PROBLEM DETAILS: Convert the listing from the line that contains "paragraph (304, 96, 580, 389)" through the line that contains "work-title: Lesson III, (531, 162, 581, 175)" into a numbered list, omitting blank lines.
═══ DATA FOR THIS EXERCISE ═══
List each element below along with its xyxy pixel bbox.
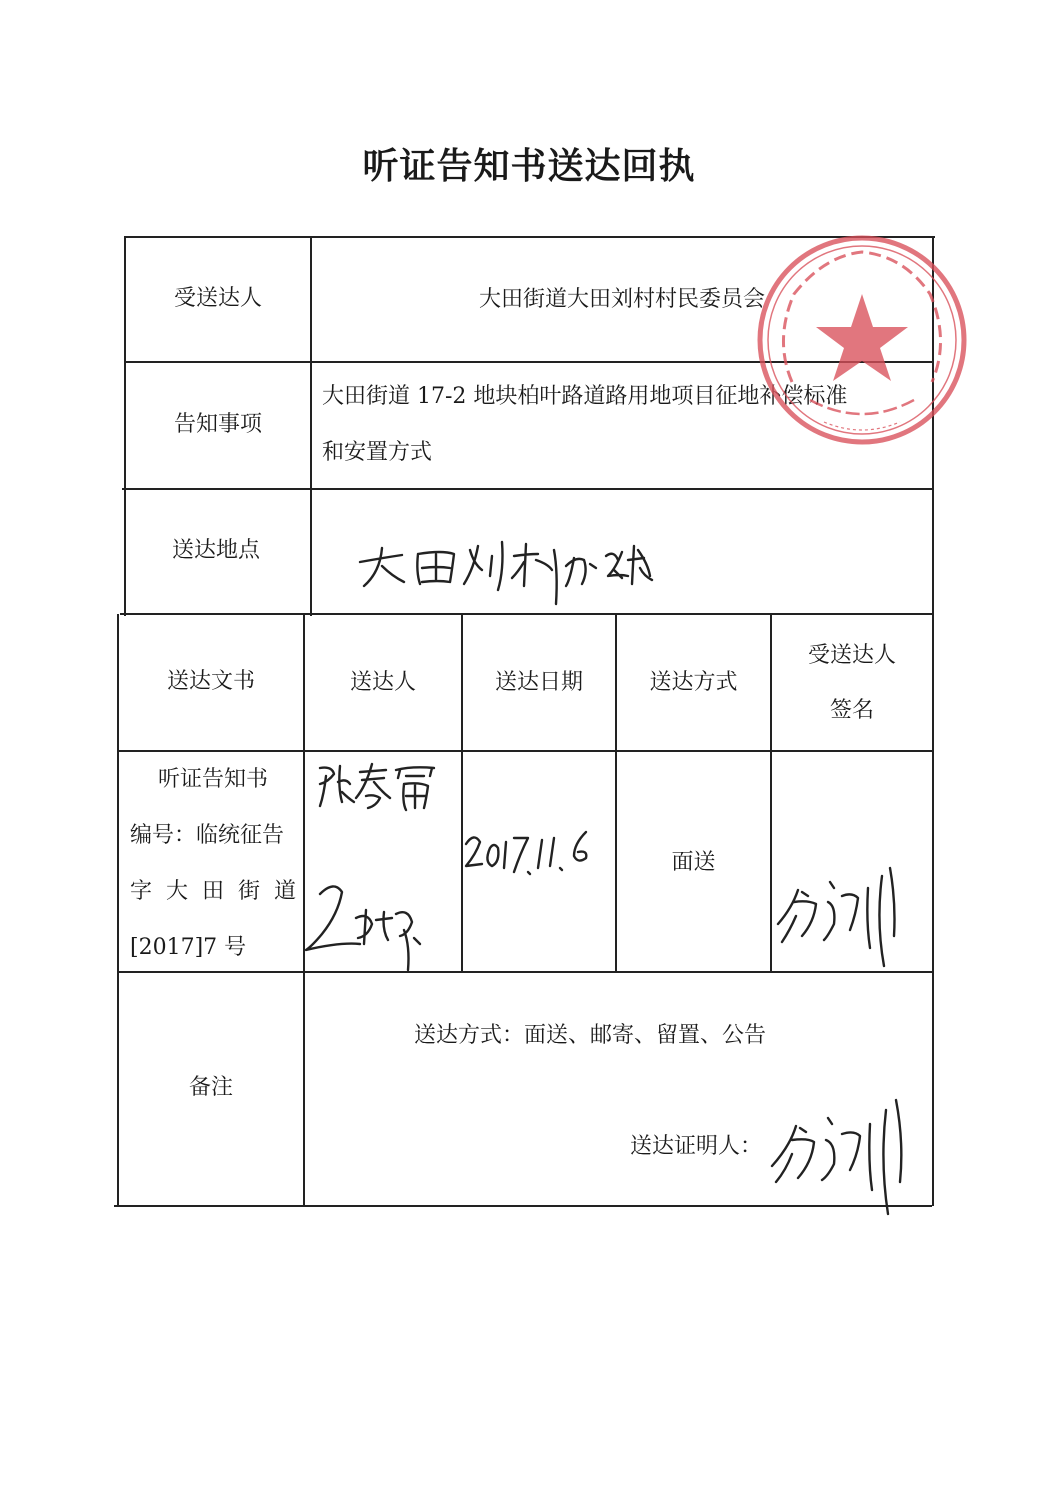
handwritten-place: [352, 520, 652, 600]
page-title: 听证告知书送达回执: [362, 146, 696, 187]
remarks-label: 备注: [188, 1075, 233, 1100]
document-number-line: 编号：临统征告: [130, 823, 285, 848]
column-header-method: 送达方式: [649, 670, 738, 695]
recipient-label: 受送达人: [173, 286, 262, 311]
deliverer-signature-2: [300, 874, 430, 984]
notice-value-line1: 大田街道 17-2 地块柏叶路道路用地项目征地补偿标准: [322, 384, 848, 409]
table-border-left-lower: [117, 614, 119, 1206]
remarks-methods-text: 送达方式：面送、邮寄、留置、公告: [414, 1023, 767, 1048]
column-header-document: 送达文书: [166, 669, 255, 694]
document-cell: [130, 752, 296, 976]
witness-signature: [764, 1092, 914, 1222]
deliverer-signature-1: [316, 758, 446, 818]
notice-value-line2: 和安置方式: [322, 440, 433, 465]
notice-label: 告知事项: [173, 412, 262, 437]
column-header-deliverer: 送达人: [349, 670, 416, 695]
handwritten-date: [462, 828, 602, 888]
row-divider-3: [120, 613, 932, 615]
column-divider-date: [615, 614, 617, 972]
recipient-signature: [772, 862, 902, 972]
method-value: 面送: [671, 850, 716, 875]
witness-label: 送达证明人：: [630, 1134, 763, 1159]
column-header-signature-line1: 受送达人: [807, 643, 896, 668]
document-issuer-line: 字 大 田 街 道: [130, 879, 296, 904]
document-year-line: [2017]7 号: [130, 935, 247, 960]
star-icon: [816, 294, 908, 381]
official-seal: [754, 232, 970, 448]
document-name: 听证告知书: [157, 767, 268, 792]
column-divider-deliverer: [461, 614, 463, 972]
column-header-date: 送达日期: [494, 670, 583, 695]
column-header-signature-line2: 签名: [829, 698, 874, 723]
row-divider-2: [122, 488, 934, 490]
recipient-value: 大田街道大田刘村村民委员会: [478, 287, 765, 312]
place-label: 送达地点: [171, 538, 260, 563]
═══
═══ DATA FOR THIS EXERCISE ═══
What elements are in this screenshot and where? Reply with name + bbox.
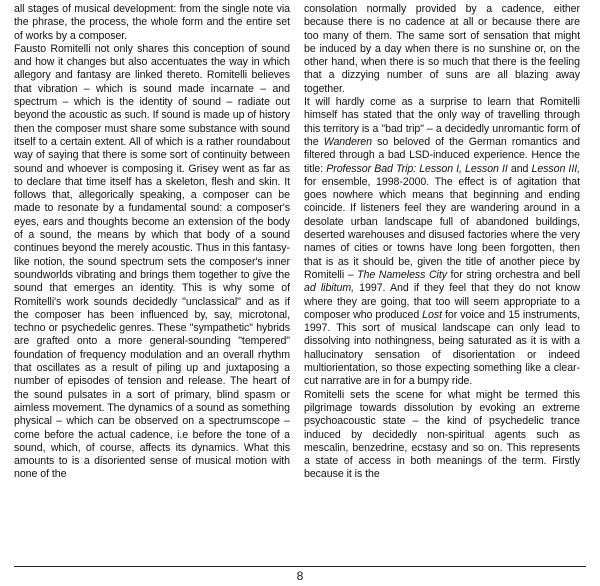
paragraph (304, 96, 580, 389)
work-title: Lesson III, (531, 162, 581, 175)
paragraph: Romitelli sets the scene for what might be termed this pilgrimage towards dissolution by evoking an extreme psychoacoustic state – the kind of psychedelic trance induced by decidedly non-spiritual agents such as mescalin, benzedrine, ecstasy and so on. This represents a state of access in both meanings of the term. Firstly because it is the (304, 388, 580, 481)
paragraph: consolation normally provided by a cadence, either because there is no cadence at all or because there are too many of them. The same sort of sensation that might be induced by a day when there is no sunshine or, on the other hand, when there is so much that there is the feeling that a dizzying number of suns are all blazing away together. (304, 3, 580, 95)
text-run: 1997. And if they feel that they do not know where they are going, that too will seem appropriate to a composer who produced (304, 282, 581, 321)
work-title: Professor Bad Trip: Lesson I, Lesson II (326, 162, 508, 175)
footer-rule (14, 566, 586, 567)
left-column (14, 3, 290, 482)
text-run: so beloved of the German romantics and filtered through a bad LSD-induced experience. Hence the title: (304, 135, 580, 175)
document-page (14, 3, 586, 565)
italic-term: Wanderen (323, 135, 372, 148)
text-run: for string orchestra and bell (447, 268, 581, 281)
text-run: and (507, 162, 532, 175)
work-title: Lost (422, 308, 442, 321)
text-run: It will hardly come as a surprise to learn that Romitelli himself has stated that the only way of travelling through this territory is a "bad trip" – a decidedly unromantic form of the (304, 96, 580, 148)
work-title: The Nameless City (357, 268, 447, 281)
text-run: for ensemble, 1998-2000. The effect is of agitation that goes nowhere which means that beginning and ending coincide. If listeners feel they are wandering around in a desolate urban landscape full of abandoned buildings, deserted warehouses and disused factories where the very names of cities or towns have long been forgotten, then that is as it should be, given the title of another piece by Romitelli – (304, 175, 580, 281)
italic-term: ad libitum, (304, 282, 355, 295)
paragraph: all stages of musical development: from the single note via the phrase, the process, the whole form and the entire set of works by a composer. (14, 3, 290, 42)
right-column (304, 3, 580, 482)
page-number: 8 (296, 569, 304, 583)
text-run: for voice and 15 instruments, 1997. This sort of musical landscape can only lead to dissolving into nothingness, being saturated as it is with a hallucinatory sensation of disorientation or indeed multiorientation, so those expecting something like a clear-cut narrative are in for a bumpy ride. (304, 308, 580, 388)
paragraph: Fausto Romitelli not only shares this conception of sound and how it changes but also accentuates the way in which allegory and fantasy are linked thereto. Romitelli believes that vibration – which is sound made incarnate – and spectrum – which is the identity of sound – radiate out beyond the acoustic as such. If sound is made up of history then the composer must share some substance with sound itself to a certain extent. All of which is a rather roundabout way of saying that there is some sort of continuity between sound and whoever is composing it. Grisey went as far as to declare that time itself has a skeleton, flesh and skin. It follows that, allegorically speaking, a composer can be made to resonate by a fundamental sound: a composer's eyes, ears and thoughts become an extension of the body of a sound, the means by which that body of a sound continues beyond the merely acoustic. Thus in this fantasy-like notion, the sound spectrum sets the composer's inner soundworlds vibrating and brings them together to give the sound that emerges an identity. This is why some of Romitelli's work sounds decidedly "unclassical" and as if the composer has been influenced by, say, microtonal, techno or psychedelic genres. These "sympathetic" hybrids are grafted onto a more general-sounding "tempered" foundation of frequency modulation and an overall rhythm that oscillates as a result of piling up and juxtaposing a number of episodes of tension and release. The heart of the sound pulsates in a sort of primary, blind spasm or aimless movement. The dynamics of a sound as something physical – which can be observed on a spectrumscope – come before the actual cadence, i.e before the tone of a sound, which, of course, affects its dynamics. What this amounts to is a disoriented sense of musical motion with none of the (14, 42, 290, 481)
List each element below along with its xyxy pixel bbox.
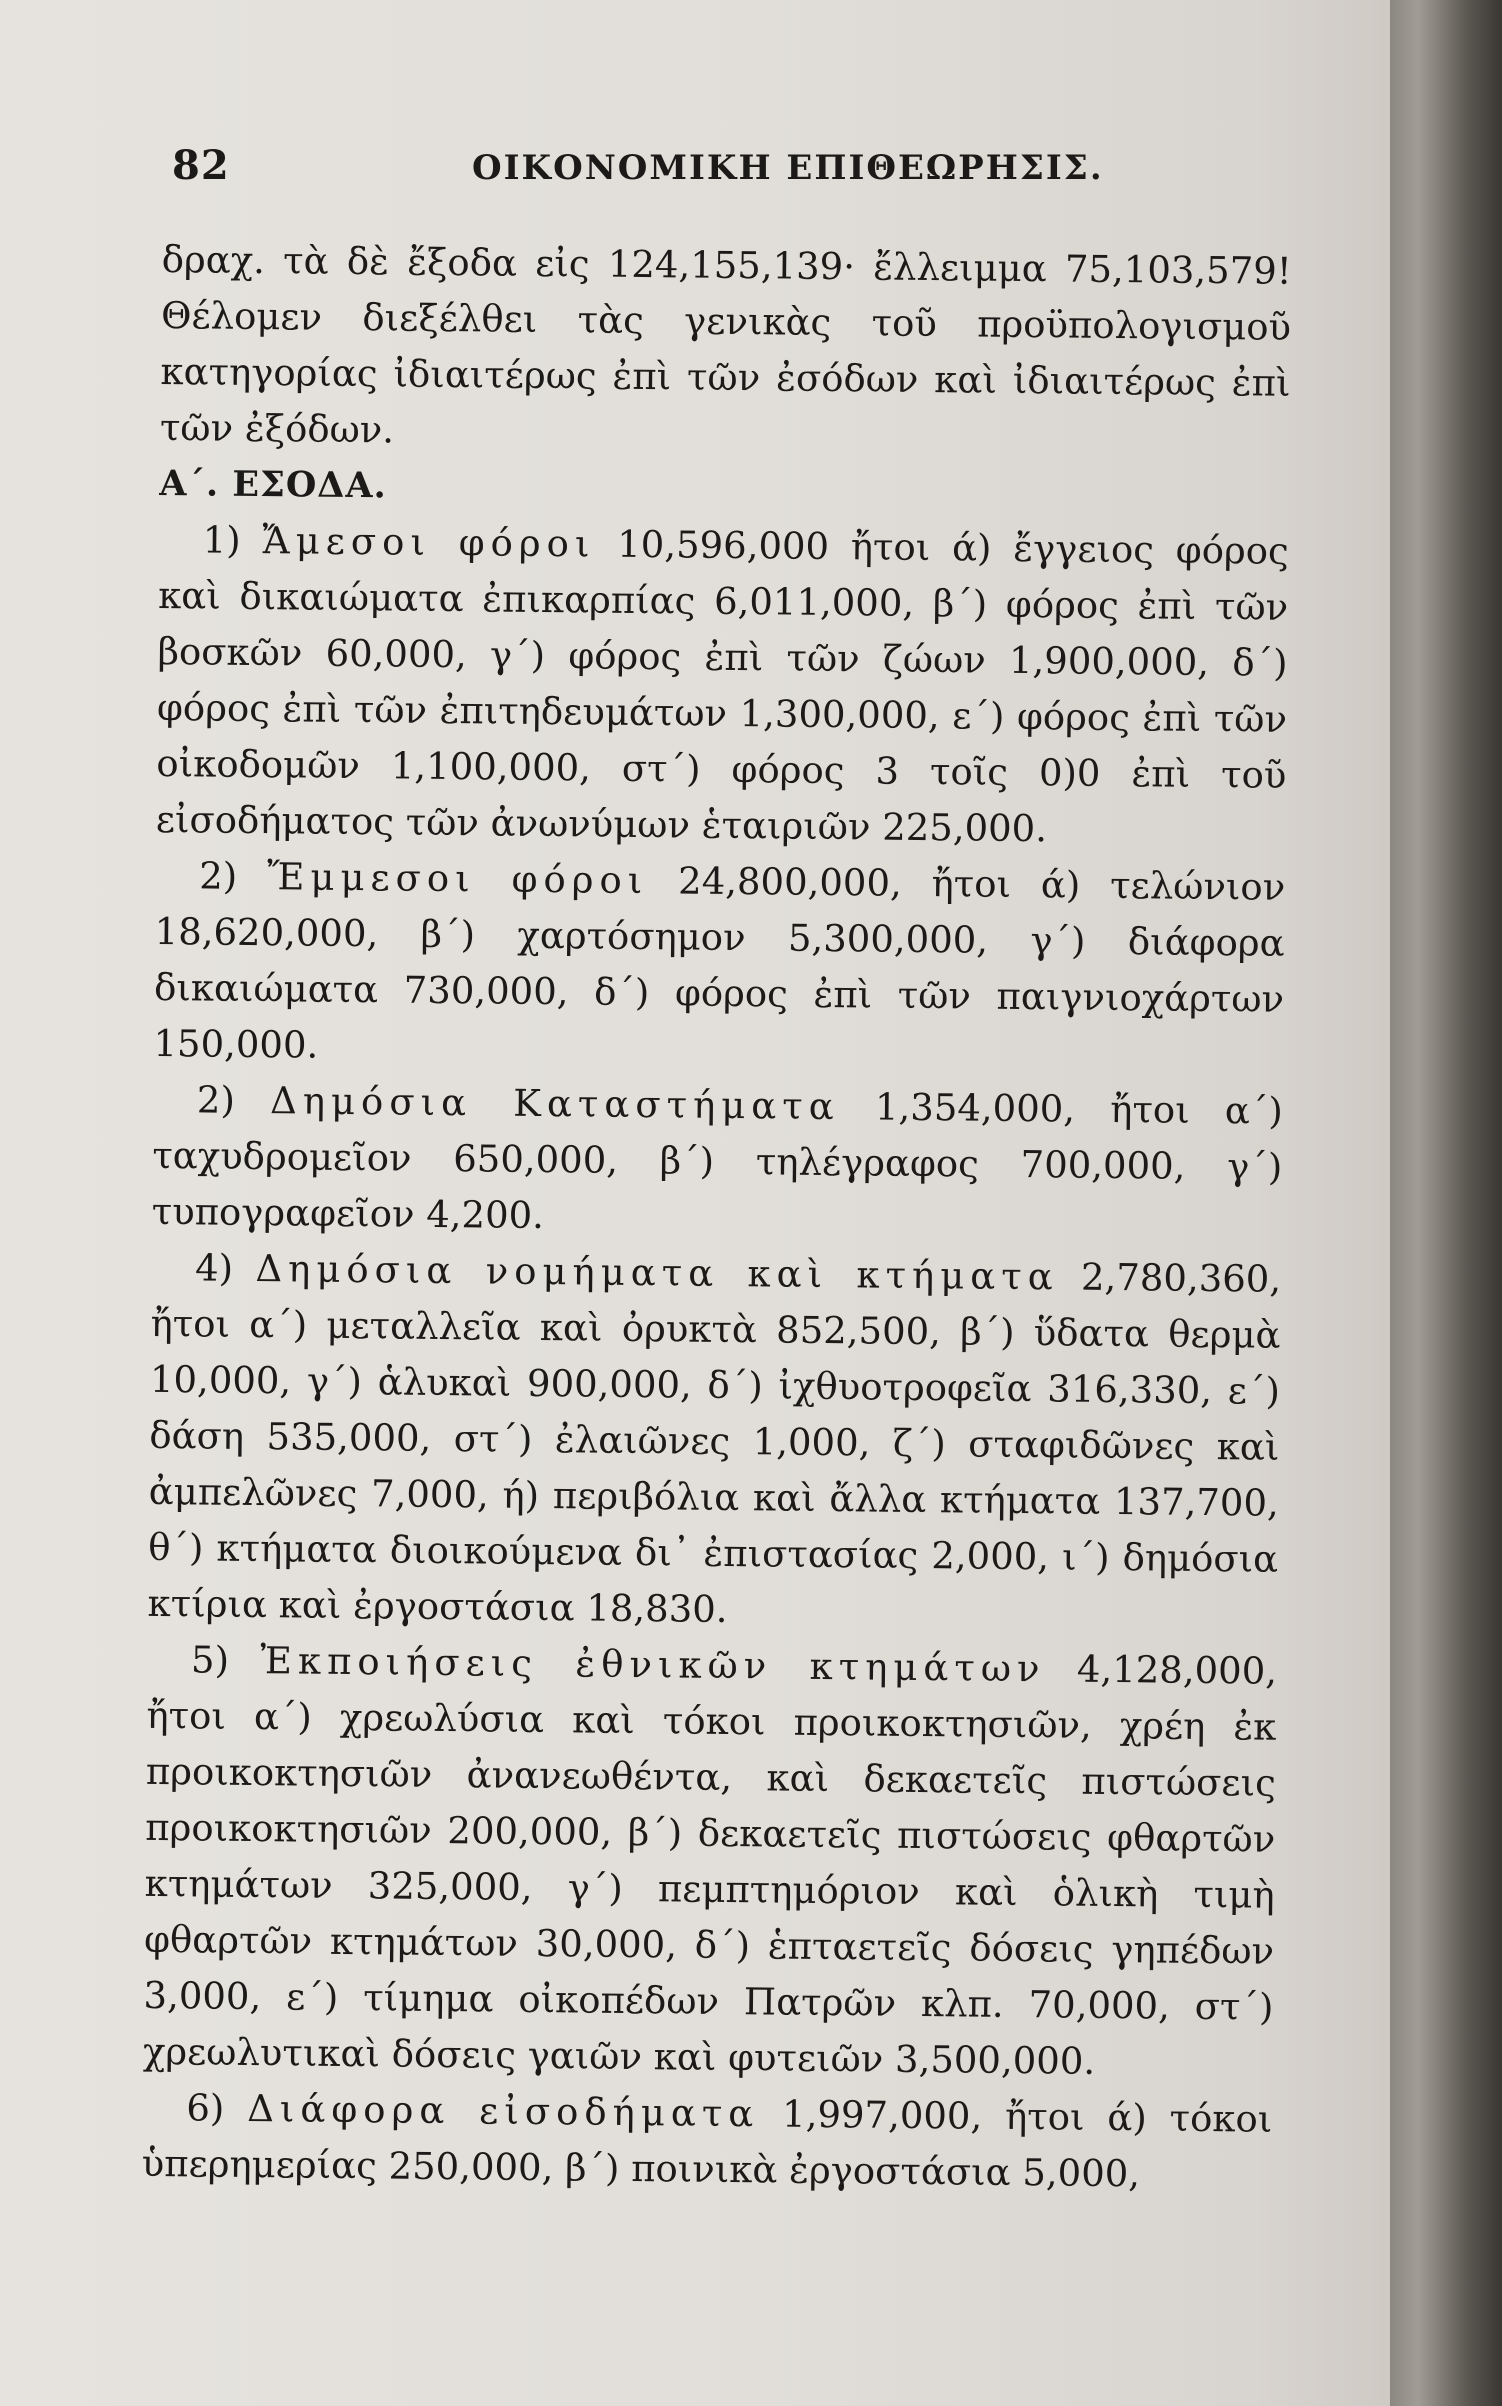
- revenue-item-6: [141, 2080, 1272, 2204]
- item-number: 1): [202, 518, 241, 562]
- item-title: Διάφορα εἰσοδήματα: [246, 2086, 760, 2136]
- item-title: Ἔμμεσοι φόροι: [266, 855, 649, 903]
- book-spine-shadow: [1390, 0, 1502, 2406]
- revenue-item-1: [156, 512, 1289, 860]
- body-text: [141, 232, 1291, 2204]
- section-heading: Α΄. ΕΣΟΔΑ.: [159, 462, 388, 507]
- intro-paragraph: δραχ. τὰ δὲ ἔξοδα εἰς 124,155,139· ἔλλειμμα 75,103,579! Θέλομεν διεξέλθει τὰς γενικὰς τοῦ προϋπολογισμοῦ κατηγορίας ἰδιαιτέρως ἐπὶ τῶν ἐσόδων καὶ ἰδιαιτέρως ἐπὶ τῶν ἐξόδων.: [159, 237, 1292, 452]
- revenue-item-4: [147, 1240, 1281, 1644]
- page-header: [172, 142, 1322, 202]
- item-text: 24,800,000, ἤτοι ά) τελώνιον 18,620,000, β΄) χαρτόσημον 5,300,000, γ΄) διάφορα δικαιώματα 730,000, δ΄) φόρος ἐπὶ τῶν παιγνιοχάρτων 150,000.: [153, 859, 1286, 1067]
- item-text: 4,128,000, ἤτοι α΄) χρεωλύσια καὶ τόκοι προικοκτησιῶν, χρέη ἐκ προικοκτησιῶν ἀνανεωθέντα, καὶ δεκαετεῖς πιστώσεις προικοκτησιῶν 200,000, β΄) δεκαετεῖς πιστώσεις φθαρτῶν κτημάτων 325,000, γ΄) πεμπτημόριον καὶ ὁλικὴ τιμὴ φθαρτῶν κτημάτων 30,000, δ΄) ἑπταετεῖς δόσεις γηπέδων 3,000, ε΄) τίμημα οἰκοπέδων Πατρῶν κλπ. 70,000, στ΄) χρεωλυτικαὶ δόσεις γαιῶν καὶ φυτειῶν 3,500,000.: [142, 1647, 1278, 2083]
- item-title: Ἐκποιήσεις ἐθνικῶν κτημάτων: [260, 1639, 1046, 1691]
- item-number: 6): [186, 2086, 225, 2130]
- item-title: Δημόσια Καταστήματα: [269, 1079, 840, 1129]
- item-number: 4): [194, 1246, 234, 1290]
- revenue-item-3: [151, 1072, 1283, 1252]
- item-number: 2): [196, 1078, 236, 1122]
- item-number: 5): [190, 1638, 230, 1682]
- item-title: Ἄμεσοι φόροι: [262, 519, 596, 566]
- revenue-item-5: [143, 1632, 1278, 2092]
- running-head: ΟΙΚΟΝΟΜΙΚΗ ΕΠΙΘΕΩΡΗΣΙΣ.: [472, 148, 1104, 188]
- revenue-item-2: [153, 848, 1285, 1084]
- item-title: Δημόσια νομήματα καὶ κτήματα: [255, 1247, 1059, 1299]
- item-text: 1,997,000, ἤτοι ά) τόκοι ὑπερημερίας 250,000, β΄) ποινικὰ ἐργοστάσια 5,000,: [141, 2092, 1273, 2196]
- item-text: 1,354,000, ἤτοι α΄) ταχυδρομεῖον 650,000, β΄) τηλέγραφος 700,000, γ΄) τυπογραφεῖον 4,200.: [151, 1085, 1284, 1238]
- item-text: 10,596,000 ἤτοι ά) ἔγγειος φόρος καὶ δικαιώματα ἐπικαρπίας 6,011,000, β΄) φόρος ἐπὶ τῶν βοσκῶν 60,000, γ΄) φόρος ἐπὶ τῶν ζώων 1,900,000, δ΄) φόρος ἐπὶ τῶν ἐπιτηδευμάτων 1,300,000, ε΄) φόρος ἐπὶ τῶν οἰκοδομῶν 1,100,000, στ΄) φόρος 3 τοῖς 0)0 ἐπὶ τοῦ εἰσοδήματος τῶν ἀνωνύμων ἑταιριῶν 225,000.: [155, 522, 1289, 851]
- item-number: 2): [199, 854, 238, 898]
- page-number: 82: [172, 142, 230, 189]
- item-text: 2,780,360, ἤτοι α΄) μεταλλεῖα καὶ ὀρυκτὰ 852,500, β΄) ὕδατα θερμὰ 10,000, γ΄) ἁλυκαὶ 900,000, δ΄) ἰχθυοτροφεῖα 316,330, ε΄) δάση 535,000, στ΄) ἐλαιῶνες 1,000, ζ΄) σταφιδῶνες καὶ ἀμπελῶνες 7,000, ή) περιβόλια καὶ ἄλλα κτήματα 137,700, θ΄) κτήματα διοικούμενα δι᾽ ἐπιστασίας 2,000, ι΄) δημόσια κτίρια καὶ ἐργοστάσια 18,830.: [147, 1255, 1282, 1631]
═══
COMPLETE OUTPUT:
1. paragraph (304, 96, 580, 389)
2. work-title: Lesson III, (531, 162, 581, 175)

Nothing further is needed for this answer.